WHAT IS BEING ASKED:
Retype the material in full, keeping every word the same.

ITEMS:
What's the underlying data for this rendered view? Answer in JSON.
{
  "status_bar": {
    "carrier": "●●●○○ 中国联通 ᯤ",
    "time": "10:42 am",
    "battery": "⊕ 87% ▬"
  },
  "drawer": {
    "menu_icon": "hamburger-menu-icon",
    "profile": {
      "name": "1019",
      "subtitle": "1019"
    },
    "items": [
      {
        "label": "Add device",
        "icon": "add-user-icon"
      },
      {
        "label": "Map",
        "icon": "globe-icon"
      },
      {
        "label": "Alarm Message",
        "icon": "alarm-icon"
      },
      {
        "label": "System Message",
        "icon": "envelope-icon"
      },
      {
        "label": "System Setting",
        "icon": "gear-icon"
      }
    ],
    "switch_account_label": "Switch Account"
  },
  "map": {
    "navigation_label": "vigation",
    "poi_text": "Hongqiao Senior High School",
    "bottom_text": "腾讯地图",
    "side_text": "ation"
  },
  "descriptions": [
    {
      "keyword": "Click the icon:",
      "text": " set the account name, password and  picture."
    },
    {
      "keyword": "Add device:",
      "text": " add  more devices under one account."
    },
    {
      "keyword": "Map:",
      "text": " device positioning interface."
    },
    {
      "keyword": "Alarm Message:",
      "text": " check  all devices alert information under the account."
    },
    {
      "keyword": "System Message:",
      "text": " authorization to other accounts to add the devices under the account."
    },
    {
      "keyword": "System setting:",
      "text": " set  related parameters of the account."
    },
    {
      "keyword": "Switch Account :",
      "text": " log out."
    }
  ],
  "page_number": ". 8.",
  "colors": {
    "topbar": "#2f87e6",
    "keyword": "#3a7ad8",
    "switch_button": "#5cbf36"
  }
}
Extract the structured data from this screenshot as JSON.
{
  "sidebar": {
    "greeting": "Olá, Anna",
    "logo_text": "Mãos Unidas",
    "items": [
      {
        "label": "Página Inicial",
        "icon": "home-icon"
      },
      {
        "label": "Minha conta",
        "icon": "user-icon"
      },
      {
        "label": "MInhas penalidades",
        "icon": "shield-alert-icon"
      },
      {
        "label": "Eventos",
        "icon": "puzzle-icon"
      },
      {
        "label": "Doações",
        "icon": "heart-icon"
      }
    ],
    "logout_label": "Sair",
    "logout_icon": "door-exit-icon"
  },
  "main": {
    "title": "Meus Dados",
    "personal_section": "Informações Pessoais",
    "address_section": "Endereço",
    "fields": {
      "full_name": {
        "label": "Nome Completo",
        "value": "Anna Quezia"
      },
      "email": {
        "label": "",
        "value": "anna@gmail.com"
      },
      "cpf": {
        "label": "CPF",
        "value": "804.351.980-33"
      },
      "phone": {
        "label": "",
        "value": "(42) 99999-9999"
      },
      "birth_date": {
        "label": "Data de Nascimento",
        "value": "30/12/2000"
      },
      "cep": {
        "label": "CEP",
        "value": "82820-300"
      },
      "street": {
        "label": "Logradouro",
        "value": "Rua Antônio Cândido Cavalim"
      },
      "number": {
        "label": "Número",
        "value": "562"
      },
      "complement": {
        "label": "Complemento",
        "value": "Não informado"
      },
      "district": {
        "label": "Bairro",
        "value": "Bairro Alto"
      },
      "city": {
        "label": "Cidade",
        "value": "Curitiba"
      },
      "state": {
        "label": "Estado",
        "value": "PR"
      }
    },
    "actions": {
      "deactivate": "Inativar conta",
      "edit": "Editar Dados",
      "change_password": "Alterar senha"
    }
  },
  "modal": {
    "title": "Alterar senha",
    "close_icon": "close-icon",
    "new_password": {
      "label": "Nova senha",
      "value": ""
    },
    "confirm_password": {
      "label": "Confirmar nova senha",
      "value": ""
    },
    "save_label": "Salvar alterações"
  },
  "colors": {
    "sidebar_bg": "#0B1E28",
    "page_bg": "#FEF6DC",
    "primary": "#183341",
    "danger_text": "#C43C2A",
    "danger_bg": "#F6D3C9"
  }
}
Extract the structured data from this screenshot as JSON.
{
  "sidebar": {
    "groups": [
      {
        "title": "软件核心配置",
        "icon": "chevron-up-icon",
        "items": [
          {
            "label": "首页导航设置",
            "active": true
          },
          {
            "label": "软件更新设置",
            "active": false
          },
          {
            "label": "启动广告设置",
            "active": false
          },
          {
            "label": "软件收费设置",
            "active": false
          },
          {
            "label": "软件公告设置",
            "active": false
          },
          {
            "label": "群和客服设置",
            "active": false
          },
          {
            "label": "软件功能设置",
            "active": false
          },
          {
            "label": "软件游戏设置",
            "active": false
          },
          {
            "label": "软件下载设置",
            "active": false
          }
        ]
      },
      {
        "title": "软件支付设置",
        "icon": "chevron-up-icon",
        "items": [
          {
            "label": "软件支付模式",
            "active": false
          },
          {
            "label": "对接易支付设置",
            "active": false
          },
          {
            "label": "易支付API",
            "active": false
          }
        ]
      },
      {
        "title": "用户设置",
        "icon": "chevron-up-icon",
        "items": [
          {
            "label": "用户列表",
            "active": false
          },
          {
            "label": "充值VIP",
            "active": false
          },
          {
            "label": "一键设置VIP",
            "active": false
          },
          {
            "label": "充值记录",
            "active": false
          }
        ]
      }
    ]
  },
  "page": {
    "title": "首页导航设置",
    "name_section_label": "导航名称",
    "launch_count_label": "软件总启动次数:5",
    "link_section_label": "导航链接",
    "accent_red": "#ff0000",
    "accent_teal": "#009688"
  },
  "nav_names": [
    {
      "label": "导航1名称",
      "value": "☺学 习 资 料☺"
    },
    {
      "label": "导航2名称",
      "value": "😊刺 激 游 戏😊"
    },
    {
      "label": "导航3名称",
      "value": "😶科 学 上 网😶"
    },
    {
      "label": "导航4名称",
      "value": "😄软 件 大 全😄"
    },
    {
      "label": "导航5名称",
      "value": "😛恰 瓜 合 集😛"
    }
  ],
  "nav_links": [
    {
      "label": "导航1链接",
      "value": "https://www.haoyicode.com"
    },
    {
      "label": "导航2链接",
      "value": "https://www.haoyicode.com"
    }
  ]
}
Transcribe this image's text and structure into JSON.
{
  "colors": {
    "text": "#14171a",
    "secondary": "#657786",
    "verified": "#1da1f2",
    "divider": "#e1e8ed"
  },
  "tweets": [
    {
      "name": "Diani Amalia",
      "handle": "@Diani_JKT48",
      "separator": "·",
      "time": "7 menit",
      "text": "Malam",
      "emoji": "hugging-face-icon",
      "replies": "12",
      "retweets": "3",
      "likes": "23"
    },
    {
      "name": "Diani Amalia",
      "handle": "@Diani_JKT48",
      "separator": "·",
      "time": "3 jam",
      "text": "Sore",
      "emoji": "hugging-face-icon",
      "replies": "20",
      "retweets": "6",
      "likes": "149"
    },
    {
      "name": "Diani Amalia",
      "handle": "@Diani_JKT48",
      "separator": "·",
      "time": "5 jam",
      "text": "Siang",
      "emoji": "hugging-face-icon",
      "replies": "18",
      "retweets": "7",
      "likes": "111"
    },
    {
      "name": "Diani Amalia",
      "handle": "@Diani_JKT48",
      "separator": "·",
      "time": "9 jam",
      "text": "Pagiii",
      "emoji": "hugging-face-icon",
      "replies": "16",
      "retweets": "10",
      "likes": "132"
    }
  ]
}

EXERCISE OUTPUT:
What's the underlying data for this rendered view? Answer in JSON.
{
  "status_bar": {
    "carrier": "●●●○○ 中国联通 ᯤ",
    "time": "10:42 am",
    "battery": "⊕ 87% ▬"
  },
  "drawer": {
    "menu_icon": "hamburger-menu-icon",
    "profile": {
      "name": "1019",
      "subtitle": "1019"
    },
    "items": [
      {
        "label": "Add device",
        "icon": "add-user-icon"
      },
      {
        "label": "Map",
        "icon": "globe-icon"
      },
      {
        "label": "Alarm Message",
        "icon": "alarm-icon"
      },
      {
        "label": "System Message",
        "icon": "envelope-icon"
      },
      {
        "label": "System Setting",
        "icon": "gear-icon"
      }
    ],
    "switch_account_label": "Switch Account"
  },
  "map": {
    "navigation_label": "vigation",
    "poi_text": "Hongqiao Senior High School",
    "bottom_text": "腾讯地图",
    "side_text": "ation"
  },
  "descriptions": [
    {
      "keyword": "Click the icon:",
      "text": " set the account name, password and  picture."
    },
    {
      "keyword": "Add device:",
      "text": " add  more devices under one account."
    },
    {
      "keyword": "Map:",
      "text": " device positioning interface."
    },
    {
      "keyword": "Alarm Message:",
      "text": " check  all devices alert information under the account."
    },
    {
      "keyword": "System Message:",
      "text": " authorization to other accounts to add the devices under the account."
    },
    {
      "keyword": "System setting:",
      "text": " set  related parameters of the account."
    },
    {
      "keyword": "Switch Account :",
      "text": " log out."
    }
  ],
  "page_number": ". 8.",
  "colors": {
    "topbar": "#2f87e6",
    "keyword": "#3a7ad8",
    "switch_button": "#5cbf36"
  }
}
Extract the structured data from this screenshot as JSON.
{
  "sidebar": {
    "greeting": "Olá, Anna",
    "logo_text": "Mãos Unidas",
    "items": [
      {
        "label": "Página Inicial",
        "icon": "home-icon"
      },
      {
        "label": "Minha conta",
        "icon": "user-icon"
      },
      {
        "label": "MInhas penalidades",
        "icon": "shield-alert-icon"
      },
      {
        "label": "Eventos",
        "icon": "puzzle-icon"
      },
      {
        "label": "Doações",
        "icon": "heart-icon"
      }
    ],
    "logout_label": "Sair",
    "logout_icon": "door-exit-icon"
  },
  "main": {
    "title": "Meus Dados",
    "personal_section": "Informações Pessoais",
    "address_section": "Endereço",
    "fields": {
      "full_name": {
        "label": "Nome Completo",
        "value": "Anna Quezia"
      },
      "email": {
        "label": "",
        "value": "anna@gmail.com"
      },
      "cpf": {
        "label": "CPF",
        "value": "804.351.980-33"
      },
      "phone": {
        "label": "",
        "value": "(42) 99999-9999"
      },
      "birth_date": {
        "label": "Data de Nascimento",
        "value": "30/12/2000"
      },
      "cep": {
        "label": "CEP",
        "value": "82820-300"
      },
      "street": {
        "label": "Logradouro",
        "value": "Rua Antônio Cândido Cavalim"
      },
      "number": {
        "label": "Número",
        "value": "562"
      },
      "complement": {
        "label": "Complemento",
        "value": "Não informado"
      },
      "district": {
        "label": "Bairro",
        "value": "Bairro Alto"
      },
      "city": {
        "label": "Cidade",
        "value": "Curitiba"
      },
      "state": {
        "label": "Estado",
        "value": "PR"
      }
    },
    "actions": {
      "deactivate": "Inativar conta",
      "edit": "Editar Dados",
      "change_password": "Alterar senha"
    }
  },
  "modal": {
    "title": "Alterar senha",
    "close_icon": "close-icon",
    "new_password": {
      "label": "Nova senha",
      "value": ""
    },
    "confirm_password": {
      "label": "Confirmar nova senha",
      "value": ""
    },
    "save_label": "Salvar alterações"
  },
  "colors": {
    "sidebar_bg": "#0B1E28",
    "page_bg": "#FEF6DC",
    "primary": "#183341",
    "danger_text": "#C43C2A",
    "danger_bg": "#F6D3C9"
  }
}
Extract the structured data from this screenshot as JSON.
{
  "sidebar": {
    "groups": [
      {
        "title": "软件核心配置",
        "icon": "chevron-up-icon",
        "items": [
          {
            "label": "首页导航设置",
            "active": true
          },
          {
            "label": "软件更新设置",
            "active": false
          },
          {
            "label": "启动广告设置",
            "active": false
          },
          {
            "label": "软件收费设置",
            "active": false
          },
          {
            "label": "软件公告设置",
            "active": false
          },
          {
            "label": "群和客服设置",
            "active": false
          },
          {
            "label": "软件功能设置",
            "active": false
          },
          {
            "label": "软件游戏设置",
            "active": false
          },
          {
            "label": "软件下载设置",
            "active": false
          }
        ]
      },
      {
        "title": "软件支付设置",
        "icon": "chevron-up-icon",
        "items": [
          {
            "label": "软件支付模式",
            "active": false
          },
          {
            "label": "对接易支付设置",
            "active": false
          },
          {
            "label": "易支付API",
            "active": false
          }
        ]
      },
      {
        "title": "用户设置",
        "icon": "chevron-up-icon",
        "items": [
          {
            "label": "用户列表",
            "active": false
          },
          {
            "label": "充值VIP",
            "active": false
          },
          {
            "label": "一键设置VIP",
            "active": false
          },
          {
            "label": "充值记录",
            "active": false
          }
        ]
      }
    ]
  },
  "page": {
    "title": "首页导航设置",
    "name_section_label": "导航名称",
    "launch_count_label": "软件总启动次数:5",
    "link_section_label": "导航链接",
    "accent_red": "#ff0000",
    "accent_teal": "#009688"
  },
  "nav_names": [
    {
      "label": "导航1名称",
      "value": "☺学 习 资 料☺"
    },
    {
      "label": "导航2名称",
      "value": "😊刺 激 游 戏😊"
    },
    {
      "label": "导航3名称",
      "value": "😶科 学 上 网😶"
    },
    {
      "label": "导航4名称",
      "value": "😄软 件 大 全😄"
    },
    {
      "label": "导航5名称",
      "value": "😛恰 瓜 合 集😛"
    }
  ],
  "nav_links": [
    {
      "label": "导航1链接",
      "value": "https://www.haoyicode.com"
    },
    {
      "label": "导航2链接",
      "value": "https://www.haoyicode.com"
    }
  ]
}
Transcribe this image's text and structure into JSON.
{
  "colors": {
    "text": "#14171a",
    "secondary": "#657786",
    "verified": "#1da1f2",
    "divider": "#e1e8ed"
  },
  "tweets": [
    {
      "name": "Diani Amalia",
      "handle": "@Diani_JKT48",
      "separator": "·",
      "time": "7 menit",
      "text": "Malam",
      "emoji": "hugging-face-icon",
      "replies": "12",
      "retweets": "3",
      "likes": "23"
    },
    {
      "name": "Diani Amalia",
      "handle": "@Diani_JKT48",
      "separator": "·",
      "time": "3 jam",
      "text": "Sore",
      "emoji": "hugging-face-icon",
      "replies": "20",
      "retweets": "6",
      "likes": "149"
    },
    {
      "name": "Diani Amalia",
      "handle": "@Diani_JKT48",
      "separator": "·",
      "time": "5 jam",
      "text": "Siang",
      "emoji": "hugging-face-icon",
      "replies": "18",
      "retweets": "7",
      "likes": "111"
    },
    {
      "name": "Diani Amalia",
      "handle": "@Diani_JKT48",
      "separator": "·",
      "time": "9 jam",
      "text": "Pagiii",
      "emoji": "hugging-face-icon",
      "replies": "16",
      "retweets": "10",
      "likes": "132"
    }
  ]
}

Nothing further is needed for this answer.